| Work to do |
Pick every line from the data that holds the word "Illustration".

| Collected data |
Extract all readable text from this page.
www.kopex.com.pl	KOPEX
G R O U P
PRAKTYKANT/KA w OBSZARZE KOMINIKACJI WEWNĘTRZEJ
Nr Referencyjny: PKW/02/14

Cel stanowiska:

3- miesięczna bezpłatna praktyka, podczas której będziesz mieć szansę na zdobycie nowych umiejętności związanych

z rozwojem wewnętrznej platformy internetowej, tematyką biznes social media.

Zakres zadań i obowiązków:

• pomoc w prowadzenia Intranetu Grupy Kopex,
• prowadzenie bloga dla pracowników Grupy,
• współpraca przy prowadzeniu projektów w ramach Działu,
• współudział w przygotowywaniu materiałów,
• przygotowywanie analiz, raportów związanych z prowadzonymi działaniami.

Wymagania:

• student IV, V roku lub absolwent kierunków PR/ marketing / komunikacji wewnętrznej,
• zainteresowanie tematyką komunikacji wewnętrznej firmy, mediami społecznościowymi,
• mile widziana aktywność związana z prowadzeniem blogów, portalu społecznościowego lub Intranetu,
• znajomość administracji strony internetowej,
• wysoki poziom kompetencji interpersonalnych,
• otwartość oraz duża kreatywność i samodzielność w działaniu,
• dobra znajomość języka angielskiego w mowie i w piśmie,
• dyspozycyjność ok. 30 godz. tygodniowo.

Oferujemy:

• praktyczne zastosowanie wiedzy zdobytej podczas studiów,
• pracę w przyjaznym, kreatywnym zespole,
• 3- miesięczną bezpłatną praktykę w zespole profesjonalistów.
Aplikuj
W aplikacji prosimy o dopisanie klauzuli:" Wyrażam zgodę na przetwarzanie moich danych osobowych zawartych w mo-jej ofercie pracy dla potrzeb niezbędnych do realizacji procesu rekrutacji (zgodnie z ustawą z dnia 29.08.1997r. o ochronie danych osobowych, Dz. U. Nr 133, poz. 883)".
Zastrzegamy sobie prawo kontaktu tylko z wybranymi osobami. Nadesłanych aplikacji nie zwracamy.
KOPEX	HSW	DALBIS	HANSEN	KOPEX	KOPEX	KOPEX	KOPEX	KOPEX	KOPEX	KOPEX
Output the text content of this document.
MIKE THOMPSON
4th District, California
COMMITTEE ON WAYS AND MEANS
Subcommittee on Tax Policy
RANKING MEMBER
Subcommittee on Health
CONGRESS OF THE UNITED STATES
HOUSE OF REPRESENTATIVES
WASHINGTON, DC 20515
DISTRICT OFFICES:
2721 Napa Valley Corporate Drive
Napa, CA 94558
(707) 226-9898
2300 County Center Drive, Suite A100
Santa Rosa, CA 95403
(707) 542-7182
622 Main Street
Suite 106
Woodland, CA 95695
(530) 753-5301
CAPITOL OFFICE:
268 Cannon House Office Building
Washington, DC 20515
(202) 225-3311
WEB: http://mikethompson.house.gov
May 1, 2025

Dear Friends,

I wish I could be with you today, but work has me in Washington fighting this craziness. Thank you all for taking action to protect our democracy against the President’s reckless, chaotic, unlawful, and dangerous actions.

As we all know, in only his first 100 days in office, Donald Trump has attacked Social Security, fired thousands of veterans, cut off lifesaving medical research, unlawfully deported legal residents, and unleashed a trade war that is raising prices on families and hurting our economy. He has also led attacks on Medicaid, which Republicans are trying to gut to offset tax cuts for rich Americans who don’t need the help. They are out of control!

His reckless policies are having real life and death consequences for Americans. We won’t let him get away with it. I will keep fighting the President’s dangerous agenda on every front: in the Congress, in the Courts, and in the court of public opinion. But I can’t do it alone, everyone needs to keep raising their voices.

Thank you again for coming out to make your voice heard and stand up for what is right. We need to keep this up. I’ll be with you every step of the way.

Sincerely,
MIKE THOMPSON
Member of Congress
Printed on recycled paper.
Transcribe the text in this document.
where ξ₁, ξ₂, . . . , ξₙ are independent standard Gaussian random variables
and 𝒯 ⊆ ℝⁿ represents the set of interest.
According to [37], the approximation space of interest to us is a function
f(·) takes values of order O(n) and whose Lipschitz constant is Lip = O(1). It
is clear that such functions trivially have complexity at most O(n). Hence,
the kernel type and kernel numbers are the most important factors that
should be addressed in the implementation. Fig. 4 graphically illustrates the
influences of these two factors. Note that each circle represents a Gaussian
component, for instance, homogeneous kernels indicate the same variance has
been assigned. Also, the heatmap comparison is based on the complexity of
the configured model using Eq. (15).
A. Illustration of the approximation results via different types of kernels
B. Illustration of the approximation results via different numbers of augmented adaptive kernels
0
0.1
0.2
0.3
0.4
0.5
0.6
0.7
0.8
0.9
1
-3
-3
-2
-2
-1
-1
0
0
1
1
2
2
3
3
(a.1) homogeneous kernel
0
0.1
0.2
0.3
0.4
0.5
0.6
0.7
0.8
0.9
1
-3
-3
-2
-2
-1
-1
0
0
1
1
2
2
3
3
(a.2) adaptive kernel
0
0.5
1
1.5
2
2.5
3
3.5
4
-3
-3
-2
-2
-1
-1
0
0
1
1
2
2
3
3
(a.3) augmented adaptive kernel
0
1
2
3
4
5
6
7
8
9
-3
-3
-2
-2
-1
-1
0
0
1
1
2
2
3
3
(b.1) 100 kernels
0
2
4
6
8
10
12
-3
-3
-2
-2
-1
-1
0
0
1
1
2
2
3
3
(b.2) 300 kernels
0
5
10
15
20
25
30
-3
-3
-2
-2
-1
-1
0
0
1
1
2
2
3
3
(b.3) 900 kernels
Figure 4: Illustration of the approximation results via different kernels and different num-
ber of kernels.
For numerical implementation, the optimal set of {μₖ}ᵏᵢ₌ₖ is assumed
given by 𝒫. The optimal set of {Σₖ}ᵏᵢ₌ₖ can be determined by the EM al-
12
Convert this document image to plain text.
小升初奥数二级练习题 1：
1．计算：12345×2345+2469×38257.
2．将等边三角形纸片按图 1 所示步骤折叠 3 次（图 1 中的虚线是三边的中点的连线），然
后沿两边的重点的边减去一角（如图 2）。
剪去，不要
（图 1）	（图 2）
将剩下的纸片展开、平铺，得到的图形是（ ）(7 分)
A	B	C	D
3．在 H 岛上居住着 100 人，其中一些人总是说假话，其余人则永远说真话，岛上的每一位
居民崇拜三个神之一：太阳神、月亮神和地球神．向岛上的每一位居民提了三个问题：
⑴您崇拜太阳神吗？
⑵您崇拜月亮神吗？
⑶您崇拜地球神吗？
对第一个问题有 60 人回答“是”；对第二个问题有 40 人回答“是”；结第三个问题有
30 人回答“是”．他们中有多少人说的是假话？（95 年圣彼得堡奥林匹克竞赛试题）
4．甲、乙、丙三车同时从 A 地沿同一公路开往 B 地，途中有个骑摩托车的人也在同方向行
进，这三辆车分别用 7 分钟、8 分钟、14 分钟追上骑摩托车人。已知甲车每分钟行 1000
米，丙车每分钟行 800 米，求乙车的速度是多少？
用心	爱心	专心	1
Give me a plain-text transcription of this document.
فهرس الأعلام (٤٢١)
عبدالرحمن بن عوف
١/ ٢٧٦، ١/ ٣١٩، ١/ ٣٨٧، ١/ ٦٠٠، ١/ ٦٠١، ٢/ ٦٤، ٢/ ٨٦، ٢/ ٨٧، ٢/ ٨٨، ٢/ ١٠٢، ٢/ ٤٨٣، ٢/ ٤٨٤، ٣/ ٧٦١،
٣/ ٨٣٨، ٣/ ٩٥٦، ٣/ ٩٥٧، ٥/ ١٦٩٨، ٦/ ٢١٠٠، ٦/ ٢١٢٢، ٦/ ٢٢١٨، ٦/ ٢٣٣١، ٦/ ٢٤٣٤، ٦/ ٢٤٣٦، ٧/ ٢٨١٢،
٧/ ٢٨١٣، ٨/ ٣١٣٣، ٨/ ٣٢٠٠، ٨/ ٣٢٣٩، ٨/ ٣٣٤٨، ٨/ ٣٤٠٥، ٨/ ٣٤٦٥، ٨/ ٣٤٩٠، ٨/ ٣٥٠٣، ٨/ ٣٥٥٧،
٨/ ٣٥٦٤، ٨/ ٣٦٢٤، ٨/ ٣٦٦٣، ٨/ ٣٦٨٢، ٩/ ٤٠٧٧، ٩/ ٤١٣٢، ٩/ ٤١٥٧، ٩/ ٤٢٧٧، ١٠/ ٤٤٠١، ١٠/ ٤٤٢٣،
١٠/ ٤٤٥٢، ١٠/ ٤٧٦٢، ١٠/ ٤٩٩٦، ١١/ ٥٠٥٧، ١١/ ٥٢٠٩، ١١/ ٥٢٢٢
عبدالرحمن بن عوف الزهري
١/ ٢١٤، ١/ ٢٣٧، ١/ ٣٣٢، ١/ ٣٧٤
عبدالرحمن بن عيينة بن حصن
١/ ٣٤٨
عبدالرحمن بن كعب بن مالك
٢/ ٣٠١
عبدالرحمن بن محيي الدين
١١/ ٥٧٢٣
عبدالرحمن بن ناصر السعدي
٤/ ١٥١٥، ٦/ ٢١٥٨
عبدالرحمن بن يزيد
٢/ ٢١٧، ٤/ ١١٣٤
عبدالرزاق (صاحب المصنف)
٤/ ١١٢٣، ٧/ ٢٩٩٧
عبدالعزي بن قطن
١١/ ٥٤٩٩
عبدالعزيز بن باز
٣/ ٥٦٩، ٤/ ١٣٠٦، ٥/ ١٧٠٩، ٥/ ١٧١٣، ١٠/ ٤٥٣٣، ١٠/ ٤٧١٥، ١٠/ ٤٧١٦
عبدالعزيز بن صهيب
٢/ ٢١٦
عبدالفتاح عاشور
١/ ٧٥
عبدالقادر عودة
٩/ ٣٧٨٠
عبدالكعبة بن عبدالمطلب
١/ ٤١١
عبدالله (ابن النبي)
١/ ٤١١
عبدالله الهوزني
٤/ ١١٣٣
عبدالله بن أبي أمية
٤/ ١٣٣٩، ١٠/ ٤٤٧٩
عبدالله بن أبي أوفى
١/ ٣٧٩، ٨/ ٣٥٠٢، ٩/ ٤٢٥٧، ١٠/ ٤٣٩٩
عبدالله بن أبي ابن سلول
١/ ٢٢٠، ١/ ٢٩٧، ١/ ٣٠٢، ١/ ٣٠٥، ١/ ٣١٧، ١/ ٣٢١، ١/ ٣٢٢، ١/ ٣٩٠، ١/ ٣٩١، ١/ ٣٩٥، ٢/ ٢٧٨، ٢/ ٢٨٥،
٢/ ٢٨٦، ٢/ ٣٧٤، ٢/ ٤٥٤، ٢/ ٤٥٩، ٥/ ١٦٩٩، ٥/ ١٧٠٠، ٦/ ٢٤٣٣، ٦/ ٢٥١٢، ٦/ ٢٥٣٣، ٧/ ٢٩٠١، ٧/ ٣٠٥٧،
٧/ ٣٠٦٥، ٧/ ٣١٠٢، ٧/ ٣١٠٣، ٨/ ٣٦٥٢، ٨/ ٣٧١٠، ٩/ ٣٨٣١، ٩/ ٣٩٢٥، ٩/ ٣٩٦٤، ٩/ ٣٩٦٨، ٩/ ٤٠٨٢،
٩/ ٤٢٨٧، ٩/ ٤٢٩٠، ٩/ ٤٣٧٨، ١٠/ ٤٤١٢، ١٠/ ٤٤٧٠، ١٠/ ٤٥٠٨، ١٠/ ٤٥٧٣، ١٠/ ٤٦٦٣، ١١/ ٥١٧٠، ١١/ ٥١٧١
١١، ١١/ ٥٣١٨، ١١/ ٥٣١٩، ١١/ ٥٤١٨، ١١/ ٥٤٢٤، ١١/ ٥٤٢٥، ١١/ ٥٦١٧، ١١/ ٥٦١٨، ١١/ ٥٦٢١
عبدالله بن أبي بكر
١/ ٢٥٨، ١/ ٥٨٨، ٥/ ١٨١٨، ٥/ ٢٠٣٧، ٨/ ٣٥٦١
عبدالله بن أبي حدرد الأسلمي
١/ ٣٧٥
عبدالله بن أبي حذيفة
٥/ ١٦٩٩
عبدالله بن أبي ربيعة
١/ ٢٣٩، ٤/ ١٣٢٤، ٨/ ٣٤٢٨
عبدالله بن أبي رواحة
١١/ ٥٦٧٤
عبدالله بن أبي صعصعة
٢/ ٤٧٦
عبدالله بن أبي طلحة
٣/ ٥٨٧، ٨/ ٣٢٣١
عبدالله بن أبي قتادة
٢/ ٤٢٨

| Exercise solution |
A. Illustration of the approximation results via different types of kernels
B. Illustration of the approximation results via different numbers of augmented adaptive kernels
Figure 4: Illustration of the approximation results via different kernels and different num-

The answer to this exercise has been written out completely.